YOUR INSTRUCTIONS:
Identify every line in the records below that contains the word "this", and copy each of those lines.

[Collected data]

==============================

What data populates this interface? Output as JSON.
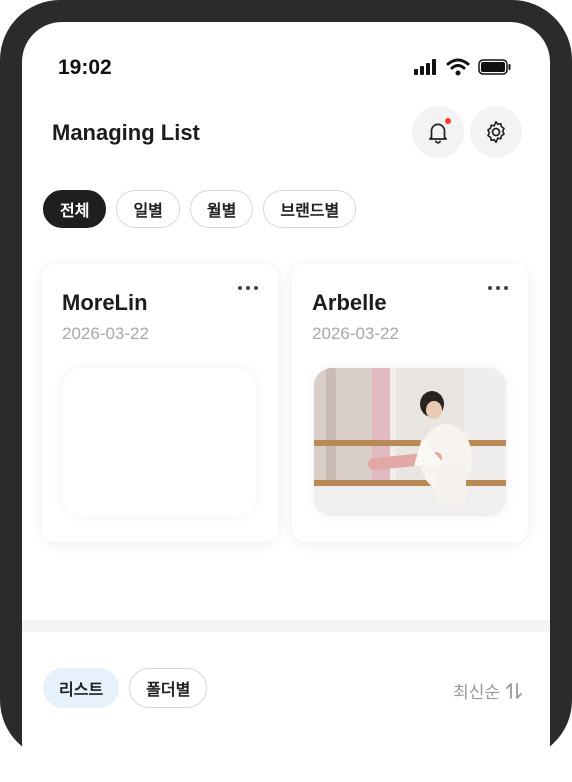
{
  "status_bar": {
    "time": "19:02"
  },
  "header": {
    "title": "Managing List"
  },
  "filters": [
    {
      "label": "전체",
      "active": true
    },
    {
      "label": "일별",
      "active": false
    },
    {
      "label": "월별",
      "active": false
    },
    {
      "label": "브랜드별",
      "active": false
    }
  ],
  "cards": [
    {
      "name": "MoreLin",
      "date": "2026-03-22",
      "has_image": false
    },
    {
      "name": "Arbelle",
      "date": "2026-03-22",
      "has_image": true
    }
  ],
  "bottom_tabs": [
    {
      "label": "리스트",
      "active": true
    },
    {
      "label": "폴더별",
      "active": false
    }
  ],
  "sort": {
    "label": "최신순"
  },
  "colors": {
    "accent_chip": "#1f1f1f",
    "notification_dot": "#ff3b30",
    "active_tab_bg": "#e6f1fc"
  }
}
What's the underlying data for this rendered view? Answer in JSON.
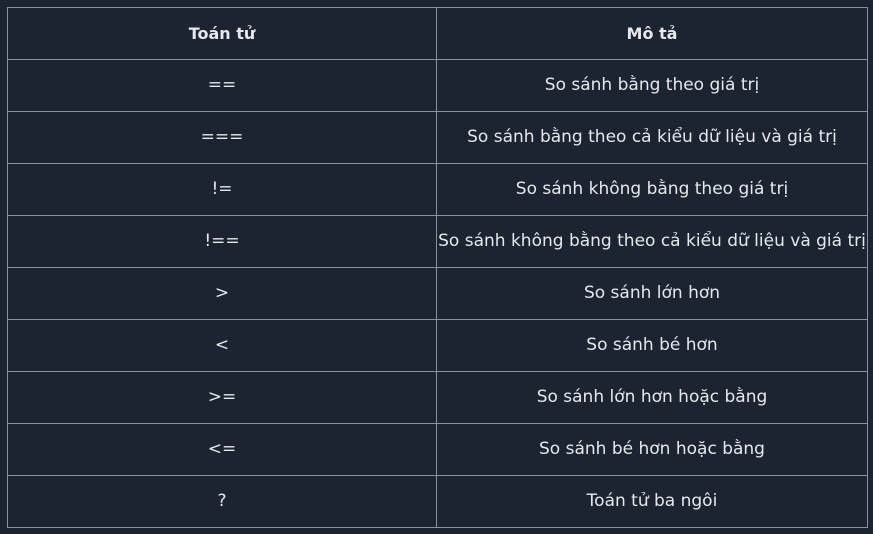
{
  "table": {
    "headers": [
      "Toán tử",
      "Mô tả"
    ],
    "rows": [
      [
        "==",
        "So sánh bằng theo giá trị"
      ],
      [
        "===",
        "So sánh bằng theo cả kiểu dữ liệu và giá trị"
      ],
      [
        "!=",
        "So sánh không bằng theo giá trị"
      ],
      [
        "!==",
        "So sánh không bằng theo cả kiểu dữ liệu và giá trị"
      ],
      [
        ">",
        "So sánh lớn hơn"
      ],
      [
        "<",
        "So sánh bé hơn"
      ],
      [
        ">=",
        "So sánh lớn hơn hoặc bằng"
      ],
      [
        "<=",
        "So sánh bé hơn hoặc bằng"
      ],
      [
        "?",
        "Toán tử ba ngôi"
      ]
    ]
  }
}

==============================

FINISHED ANSWER:
What data populates this interface? Output as JSON.
What's the underlying data for this rendered view? Answer in JSON.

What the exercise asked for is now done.